GIVEN RECORDS:

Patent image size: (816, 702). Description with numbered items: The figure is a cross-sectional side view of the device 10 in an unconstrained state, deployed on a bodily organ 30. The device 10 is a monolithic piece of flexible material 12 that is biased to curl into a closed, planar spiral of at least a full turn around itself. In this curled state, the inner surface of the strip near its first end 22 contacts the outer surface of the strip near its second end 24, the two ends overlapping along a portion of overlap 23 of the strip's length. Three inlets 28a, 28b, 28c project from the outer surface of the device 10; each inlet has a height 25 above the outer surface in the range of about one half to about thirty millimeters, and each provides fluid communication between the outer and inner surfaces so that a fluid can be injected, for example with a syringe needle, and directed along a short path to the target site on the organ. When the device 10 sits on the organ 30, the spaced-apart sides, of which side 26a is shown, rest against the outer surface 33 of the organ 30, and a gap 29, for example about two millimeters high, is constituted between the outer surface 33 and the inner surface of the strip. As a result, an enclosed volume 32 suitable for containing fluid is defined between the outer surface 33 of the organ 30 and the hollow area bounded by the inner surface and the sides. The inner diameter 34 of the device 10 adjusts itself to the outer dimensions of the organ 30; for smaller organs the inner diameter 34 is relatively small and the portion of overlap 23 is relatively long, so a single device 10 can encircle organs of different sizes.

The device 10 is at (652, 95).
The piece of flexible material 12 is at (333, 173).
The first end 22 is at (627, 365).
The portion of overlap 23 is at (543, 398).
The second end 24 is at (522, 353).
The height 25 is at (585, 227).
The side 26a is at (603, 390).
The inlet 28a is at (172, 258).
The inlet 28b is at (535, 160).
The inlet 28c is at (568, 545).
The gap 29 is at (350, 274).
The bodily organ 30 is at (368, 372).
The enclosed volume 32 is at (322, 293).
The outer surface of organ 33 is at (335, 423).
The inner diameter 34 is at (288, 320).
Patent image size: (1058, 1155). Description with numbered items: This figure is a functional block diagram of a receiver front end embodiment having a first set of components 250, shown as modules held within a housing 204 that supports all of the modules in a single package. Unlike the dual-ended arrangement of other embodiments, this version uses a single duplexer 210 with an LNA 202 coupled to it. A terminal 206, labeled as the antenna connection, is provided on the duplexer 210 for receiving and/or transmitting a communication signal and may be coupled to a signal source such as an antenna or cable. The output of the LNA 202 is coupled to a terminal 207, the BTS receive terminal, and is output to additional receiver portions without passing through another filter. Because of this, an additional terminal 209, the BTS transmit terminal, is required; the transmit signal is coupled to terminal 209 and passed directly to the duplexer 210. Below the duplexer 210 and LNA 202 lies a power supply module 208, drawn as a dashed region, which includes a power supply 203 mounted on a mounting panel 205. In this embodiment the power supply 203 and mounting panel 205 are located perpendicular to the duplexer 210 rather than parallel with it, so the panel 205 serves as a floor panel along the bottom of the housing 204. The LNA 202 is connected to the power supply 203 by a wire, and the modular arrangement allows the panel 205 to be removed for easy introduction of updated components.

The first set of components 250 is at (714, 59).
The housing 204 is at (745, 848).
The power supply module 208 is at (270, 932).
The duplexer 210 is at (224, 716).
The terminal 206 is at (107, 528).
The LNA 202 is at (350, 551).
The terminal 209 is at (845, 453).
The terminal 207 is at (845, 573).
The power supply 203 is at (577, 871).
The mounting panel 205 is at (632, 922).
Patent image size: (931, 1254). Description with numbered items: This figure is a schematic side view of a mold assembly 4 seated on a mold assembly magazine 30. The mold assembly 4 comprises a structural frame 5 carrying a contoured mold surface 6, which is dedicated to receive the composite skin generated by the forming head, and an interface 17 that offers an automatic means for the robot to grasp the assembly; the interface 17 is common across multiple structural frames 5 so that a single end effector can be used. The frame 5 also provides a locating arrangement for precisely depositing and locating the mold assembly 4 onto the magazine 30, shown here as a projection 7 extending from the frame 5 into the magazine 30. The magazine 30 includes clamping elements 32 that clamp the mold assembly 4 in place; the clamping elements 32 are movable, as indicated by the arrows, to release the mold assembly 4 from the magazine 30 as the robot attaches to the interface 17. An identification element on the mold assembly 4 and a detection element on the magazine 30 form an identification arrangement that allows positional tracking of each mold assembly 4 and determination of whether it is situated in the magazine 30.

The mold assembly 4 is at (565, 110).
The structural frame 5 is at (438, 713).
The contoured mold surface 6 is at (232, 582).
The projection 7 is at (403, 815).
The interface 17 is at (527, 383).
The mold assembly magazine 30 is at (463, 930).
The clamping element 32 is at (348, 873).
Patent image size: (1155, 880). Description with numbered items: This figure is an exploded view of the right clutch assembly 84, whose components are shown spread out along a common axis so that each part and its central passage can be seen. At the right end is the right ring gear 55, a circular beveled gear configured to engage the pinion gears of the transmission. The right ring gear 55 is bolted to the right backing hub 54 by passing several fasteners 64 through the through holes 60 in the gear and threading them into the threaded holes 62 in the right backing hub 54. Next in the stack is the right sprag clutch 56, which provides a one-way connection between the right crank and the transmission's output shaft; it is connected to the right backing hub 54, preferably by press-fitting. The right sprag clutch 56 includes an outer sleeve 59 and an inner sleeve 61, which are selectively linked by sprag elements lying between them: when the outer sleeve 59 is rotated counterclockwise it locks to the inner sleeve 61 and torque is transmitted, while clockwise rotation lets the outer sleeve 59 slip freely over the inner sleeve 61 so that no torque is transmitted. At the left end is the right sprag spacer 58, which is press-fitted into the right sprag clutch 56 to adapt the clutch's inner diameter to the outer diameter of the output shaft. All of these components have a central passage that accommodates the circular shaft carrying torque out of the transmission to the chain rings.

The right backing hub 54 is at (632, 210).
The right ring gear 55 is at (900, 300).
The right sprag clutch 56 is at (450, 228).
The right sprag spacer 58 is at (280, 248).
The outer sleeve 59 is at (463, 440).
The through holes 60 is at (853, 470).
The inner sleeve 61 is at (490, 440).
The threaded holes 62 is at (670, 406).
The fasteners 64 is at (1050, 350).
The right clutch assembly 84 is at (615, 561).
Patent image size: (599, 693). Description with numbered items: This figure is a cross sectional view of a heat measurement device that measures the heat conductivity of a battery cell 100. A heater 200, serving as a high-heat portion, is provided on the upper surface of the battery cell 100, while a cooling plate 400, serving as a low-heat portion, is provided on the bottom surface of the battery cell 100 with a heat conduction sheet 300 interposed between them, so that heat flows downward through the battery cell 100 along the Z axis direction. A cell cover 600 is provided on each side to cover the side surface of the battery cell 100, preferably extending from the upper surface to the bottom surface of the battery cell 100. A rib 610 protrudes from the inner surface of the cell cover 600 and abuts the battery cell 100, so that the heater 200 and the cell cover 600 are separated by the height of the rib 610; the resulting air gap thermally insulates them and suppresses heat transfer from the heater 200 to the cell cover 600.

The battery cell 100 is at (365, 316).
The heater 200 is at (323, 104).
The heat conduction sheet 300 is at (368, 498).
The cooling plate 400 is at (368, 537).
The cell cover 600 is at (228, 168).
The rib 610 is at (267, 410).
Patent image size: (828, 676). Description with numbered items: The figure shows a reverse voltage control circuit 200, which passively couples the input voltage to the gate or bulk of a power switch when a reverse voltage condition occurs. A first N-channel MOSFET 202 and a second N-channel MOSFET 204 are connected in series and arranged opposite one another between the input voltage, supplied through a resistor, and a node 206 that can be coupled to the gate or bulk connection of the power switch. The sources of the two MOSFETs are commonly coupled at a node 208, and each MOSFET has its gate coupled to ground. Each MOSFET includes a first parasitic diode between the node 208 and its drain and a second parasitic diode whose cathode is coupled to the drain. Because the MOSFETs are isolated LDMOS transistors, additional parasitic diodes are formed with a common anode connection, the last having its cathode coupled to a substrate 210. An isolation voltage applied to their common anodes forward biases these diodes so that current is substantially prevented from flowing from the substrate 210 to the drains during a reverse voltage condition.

THE PROBLEM:
Pull out each row above that contains the string "sheet". Case counts.

COMPLETED TASK:
Patent image size: (599, 693). Description with numbered items: This figure is a cross sectional view of a heat measurement device that measures the heat conductivity of a battery cell 100. A heater 200, serving as a high-heat portion, is provided on the upper surface of the battery cell 100, while a cooling plate 400, serving as a low-heat portion, is provided on the bottom surface of the battery cell 100 with a heat conduction sheet 300 interposed between them, so that heat flows downward through the battery cell 100 along the Z axis direction. A cell cover 600 is provided on each side to cover the side surface of the battery cell 100, preferably extending from the upper surface to the bottom surface of the battery cell 100. A rib 610 protrudes from the inner surface of the cell cover 600 and abuts the battery cell 100, so that the heater 200 and the cell cover 600 are separated by the height of the rib 610; the resulting air gap thermally insulates them and suppresses heat transfer from the heater 200 to the cell cover 600.
The heat conduction sheet 300 is at (368, 498).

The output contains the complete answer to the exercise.